::: Provided data :::

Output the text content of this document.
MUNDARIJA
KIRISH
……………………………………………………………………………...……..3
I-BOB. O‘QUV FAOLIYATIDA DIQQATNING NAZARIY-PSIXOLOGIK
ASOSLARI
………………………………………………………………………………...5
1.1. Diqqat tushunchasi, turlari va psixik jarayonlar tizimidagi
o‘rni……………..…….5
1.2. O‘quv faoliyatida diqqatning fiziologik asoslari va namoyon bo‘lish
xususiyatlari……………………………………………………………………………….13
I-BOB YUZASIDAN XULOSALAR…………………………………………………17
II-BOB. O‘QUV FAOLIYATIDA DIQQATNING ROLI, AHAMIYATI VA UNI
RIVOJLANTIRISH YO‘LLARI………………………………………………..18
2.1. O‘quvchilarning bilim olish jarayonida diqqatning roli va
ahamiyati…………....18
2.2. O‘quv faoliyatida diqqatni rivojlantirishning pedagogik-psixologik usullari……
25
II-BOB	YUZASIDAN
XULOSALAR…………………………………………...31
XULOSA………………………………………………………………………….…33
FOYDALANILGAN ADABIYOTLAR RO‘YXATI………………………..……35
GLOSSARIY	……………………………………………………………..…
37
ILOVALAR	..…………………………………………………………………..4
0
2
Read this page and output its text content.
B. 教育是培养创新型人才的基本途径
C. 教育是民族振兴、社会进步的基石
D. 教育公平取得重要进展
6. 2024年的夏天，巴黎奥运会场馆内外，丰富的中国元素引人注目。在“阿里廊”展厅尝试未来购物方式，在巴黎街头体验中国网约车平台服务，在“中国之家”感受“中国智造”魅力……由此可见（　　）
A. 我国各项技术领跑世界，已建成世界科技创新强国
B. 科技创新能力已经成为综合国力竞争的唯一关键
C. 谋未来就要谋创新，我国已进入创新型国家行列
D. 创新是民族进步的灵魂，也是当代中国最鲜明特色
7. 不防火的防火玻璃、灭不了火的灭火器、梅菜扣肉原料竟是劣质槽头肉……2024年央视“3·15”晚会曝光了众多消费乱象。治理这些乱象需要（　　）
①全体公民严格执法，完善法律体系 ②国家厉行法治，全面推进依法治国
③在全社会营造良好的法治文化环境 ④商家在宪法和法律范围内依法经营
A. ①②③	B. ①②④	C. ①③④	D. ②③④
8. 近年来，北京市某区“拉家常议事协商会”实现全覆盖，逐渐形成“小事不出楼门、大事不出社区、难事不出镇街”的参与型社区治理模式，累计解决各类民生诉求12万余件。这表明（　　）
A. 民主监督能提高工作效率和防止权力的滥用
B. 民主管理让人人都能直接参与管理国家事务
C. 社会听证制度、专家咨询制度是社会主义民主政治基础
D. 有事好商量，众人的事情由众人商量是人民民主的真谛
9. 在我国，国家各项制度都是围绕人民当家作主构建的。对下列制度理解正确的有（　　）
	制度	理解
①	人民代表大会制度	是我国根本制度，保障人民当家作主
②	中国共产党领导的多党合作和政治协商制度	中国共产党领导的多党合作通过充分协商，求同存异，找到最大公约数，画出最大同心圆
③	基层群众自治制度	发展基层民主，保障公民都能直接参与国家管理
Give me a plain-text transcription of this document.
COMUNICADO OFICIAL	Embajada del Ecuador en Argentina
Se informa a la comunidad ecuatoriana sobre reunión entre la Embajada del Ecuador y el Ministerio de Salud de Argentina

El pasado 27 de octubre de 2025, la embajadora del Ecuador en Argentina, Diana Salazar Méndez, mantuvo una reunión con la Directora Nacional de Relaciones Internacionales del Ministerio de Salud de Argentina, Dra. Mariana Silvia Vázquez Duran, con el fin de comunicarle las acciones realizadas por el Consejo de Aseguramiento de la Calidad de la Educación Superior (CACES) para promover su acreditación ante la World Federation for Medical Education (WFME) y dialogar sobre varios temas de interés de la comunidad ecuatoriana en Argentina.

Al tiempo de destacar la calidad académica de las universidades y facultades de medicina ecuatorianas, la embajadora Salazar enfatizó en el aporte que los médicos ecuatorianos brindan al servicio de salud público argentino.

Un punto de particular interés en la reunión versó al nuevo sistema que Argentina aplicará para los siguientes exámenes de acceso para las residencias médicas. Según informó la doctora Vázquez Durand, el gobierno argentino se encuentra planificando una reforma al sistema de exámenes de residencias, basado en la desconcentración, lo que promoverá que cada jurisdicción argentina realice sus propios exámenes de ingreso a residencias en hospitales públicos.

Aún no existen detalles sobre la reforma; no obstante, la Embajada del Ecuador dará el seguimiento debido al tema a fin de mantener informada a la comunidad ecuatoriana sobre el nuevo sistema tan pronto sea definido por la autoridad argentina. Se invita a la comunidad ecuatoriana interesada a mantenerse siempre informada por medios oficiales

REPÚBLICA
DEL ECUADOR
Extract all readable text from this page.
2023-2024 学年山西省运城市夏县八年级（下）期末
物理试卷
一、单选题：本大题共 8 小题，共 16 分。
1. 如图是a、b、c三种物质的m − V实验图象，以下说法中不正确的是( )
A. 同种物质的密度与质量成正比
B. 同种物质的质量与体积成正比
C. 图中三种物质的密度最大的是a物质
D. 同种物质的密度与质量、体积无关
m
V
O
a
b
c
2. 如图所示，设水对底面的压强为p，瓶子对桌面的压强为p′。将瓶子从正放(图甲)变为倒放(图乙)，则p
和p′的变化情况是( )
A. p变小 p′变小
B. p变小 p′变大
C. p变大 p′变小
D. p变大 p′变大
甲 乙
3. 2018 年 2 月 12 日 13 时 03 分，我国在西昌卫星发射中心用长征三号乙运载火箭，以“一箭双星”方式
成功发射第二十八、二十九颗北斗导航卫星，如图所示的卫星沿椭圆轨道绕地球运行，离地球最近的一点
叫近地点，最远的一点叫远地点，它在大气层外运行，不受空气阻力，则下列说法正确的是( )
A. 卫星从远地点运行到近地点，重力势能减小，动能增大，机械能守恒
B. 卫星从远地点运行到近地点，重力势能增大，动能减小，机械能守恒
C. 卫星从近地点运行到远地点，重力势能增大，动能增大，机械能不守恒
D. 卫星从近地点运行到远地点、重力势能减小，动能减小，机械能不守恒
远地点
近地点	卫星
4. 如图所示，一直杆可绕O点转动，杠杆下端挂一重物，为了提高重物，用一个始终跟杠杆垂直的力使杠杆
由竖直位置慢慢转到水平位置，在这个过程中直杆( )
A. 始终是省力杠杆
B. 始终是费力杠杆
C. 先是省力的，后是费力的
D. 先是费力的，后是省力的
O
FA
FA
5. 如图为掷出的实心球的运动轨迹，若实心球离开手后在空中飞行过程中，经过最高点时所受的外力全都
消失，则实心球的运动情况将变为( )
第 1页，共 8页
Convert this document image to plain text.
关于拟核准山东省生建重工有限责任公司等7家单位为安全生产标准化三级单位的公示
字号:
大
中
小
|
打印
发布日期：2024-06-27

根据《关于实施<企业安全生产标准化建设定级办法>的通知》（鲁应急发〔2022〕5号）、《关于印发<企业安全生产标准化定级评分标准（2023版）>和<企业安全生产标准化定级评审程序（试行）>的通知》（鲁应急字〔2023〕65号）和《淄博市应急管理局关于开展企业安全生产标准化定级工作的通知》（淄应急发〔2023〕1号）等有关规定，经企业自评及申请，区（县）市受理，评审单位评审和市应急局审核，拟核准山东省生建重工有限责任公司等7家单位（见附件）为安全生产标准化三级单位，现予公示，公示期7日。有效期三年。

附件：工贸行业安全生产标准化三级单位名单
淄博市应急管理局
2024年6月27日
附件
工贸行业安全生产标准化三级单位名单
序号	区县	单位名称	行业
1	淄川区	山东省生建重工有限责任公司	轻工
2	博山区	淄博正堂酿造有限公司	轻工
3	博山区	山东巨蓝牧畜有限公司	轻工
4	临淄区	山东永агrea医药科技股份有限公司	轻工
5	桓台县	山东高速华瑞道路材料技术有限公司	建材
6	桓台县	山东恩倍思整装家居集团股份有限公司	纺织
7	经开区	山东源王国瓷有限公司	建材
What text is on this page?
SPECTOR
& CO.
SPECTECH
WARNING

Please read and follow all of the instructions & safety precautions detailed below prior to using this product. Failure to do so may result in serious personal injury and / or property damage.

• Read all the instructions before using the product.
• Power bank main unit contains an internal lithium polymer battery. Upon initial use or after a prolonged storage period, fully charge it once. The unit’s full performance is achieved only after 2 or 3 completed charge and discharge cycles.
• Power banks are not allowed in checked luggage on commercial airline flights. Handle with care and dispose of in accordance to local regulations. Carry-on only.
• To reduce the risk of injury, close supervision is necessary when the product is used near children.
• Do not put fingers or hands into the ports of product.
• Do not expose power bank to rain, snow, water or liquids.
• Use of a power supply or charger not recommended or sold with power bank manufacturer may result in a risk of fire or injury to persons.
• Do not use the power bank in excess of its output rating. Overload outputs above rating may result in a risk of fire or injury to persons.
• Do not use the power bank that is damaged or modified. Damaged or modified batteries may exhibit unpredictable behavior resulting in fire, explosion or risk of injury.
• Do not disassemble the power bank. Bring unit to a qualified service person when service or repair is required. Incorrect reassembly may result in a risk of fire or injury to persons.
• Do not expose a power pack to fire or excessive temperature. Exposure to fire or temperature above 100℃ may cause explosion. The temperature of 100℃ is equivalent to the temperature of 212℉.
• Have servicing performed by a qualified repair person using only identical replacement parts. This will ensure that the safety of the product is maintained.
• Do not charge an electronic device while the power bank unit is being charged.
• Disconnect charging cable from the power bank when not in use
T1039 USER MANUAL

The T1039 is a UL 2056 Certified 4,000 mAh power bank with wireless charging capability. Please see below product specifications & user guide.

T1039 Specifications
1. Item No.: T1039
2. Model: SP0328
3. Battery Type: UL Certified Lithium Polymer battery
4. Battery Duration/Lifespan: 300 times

:::

- _Challenge_
Scan the lines above for "only", then copy every one that has it.

- _Correct result_
• Power bank main unit contains an internal lithium polymer battery. Upon initial use or after a prolonged storage period, fully charge it once. The unit’s full performance is achieved only after 2 or 3 completed charge and discharge cycles.
• Power banks are not allowed in checked luggage on commercial airline flights. Handle with care and dispose of in accordance to local regulations. Carry-on only.
• Have servicing performed by a qualified repair person using only identical replacement parts. This will ensure that the safety of the product is maintained.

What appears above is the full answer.